REQUIREMENTS – Scan the records below for the word "employees" and give only the number of lines that hold it.

======

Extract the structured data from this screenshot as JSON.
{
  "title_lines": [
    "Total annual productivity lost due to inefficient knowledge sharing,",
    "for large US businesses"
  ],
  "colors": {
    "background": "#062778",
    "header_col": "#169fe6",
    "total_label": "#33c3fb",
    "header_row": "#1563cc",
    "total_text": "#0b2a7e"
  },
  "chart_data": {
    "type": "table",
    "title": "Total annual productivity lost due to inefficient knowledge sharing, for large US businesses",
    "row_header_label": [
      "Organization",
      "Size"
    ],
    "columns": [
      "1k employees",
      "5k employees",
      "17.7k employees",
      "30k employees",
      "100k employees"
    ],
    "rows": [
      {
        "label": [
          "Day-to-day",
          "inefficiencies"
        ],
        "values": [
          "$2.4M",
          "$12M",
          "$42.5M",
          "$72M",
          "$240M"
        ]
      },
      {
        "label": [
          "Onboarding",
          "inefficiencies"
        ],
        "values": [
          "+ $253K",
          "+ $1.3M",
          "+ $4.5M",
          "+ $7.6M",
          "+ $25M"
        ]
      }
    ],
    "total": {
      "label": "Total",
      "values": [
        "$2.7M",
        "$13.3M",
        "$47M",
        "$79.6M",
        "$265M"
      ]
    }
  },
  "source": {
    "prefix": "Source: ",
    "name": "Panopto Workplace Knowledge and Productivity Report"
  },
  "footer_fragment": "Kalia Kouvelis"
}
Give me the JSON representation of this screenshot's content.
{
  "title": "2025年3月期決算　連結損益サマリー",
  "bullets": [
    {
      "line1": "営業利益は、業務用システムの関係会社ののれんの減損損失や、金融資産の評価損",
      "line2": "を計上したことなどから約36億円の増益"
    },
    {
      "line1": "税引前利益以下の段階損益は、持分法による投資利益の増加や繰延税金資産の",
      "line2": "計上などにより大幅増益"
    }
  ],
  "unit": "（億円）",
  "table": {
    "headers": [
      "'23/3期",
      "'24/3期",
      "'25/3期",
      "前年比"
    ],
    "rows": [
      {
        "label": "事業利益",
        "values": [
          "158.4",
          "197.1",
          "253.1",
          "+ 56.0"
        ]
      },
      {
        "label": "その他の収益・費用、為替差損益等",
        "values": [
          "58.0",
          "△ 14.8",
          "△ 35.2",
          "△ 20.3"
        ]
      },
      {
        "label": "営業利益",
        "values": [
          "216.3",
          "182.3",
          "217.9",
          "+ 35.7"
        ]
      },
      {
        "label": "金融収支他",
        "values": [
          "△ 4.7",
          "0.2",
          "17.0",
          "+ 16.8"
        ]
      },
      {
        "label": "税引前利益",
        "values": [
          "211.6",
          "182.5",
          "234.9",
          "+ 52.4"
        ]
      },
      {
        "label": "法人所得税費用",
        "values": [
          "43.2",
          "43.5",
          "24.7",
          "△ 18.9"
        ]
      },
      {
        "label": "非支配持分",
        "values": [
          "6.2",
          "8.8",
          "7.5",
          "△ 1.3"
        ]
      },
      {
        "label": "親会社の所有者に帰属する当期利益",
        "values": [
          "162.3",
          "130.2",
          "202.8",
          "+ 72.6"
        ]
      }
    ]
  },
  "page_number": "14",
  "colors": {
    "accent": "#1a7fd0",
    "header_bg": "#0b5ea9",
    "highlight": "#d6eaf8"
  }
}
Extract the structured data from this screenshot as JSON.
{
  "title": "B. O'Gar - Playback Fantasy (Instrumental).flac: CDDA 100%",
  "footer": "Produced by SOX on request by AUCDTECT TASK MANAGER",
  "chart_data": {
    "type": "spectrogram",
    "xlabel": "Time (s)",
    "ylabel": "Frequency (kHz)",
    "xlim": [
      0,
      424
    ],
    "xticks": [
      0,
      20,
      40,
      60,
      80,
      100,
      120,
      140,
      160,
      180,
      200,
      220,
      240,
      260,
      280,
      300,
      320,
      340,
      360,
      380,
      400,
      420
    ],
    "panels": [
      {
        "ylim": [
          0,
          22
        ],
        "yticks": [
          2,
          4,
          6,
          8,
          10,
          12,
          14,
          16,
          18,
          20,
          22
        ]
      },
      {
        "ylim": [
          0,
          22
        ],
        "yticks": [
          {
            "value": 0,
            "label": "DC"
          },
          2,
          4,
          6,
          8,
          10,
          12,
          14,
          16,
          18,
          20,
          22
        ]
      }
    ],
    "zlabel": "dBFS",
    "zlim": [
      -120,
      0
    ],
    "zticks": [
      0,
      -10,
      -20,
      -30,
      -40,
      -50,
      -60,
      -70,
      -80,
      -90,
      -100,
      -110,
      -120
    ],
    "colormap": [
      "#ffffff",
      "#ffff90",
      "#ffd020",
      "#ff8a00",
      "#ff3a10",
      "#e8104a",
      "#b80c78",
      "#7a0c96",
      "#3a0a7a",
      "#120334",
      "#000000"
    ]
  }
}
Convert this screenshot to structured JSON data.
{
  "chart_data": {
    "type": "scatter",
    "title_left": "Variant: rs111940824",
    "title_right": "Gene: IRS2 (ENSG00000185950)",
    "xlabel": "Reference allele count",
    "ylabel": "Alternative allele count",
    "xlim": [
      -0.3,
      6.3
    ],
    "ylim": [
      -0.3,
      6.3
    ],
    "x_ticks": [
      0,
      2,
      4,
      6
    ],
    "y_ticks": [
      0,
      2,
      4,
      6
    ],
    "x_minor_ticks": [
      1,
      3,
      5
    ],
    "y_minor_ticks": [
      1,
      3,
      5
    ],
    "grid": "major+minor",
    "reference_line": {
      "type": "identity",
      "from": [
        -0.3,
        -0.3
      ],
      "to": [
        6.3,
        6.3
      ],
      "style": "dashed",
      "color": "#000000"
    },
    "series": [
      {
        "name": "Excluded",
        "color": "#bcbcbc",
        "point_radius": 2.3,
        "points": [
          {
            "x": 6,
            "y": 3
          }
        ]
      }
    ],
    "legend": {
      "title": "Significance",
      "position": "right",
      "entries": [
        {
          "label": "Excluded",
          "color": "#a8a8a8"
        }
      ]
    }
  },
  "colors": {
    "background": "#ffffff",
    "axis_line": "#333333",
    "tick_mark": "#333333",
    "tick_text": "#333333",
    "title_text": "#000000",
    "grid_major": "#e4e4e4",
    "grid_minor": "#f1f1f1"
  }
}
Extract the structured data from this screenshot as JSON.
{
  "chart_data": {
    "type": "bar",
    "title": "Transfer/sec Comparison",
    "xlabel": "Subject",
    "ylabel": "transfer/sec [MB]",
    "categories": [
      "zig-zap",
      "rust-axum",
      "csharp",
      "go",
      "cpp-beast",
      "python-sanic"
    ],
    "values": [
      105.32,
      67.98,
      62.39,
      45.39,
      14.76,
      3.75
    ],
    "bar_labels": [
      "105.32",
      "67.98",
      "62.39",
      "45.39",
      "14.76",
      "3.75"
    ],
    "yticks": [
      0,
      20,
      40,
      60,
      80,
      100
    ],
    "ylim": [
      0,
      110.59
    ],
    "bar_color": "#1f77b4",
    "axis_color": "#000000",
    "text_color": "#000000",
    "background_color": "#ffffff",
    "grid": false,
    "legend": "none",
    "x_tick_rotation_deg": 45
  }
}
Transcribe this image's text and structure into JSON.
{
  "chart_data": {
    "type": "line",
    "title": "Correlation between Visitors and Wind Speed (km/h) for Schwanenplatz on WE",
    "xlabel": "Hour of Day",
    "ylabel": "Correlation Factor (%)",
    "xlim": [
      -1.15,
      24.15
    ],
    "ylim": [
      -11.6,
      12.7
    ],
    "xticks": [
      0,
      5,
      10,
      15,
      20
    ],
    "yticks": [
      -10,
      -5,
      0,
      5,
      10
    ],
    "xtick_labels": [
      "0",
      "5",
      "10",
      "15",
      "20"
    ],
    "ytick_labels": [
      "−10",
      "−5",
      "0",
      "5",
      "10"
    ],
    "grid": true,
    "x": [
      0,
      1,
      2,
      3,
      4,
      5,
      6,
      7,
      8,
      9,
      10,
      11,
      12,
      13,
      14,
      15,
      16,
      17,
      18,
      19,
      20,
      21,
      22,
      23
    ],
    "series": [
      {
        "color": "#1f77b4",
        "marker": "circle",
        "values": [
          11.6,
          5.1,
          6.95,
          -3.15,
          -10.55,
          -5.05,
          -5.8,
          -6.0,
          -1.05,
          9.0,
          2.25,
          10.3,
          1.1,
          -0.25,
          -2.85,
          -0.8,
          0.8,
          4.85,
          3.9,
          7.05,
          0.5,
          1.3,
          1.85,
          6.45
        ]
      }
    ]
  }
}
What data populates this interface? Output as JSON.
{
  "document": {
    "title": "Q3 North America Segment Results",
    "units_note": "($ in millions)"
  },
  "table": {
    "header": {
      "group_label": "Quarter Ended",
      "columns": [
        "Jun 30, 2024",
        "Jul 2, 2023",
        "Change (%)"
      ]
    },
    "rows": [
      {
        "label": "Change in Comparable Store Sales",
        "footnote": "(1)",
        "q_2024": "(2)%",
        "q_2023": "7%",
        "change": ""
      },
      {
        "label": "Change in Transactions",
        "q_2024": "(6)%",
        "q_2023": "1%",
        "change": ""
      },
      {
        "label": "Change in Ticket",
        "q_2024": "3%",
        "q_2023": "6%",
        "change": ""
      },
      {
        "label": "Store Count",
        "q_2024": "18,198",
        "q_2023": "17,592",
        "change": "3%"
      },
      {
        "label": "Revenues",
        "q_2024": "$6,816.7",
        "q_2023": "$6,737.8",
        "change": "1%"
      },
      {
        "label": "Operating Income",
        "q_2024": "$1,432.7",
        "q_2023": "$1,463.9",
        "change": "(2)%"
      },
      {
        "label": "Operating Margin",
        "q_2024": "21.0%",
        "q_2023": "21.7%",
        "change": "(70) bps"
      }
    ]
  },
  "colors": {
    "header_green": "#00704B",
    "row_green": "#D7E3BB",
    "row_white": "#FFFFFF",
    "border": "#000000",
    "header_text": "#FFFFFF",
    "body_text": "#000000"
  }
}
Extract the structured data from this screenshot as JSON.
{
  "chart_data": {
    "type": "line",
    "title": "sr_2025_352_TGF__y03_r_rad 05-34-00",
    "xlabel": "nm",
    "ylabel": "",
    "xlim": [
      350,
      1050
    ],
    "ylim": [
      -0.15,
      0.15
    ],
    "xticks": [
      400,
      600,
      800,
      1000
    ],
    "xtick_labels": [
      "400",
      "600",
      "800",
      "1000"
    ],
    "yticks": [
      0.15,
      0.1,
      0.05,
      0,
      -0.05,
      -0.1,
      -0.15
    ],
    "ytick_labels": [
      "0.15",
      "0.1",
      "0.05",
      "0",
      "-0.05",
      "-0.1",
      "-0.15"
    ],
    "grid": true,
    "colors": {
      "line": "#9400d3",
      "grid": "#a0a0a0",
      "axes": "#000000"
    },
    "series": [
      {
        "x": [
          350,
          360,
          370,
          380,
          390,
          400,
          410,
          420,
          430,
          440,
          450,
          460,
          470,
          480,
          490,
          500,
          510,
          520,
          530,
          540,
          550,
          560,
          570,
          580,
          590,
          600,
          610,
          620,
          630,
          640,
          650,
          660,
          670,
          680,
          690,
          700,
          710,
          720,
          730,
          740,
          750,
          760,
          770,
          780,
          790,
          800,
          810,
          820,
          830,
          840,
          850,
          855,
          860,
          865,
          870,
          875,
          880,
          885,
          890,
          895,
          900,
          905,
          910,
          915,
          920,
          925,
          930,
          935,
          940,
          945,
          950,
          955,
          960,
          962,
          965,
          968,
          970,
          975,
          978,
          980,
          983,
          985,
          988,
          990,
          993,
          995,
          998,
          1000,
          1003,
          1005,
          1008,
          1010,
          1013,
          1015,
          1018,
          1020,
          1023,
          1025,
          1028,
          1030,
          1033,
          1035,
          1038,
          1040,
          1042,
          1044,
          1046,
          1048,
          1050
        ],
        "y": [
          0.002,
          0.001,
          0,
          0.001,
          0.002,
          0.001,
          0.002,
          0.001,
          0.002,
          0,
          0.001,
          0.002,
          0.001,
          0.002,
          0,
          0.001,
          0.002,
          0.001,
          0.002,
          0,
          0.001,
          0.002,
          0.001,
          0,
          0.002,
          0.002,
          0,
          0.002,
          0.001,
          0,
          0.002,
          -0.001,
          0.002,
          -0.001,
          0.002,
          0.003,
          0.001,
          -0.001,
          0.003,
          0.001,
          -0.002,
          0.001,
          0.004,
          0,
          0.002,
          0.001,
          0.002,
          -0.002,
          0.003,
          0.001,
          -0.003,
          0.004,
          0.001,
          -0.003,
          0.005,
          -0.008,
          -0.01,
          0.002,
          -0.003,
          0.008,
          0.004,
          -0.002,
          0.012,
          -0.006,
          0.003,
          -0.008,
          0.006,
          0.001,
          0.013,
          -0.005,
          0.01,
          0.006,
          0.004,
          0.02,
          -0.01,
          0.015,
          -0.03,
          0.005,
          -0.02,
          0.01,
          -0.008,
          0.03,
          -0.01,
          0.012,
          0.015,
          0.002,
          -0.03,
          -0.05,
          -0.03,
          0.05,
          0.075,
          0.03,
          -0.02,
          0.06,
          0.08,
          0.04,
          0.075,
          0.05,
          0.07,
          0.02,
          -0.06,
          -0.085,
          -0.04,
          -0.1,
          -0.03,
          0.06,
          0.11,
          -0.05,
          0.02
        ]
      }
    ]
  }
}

======

SOLUTION FOR THIS TASK – 5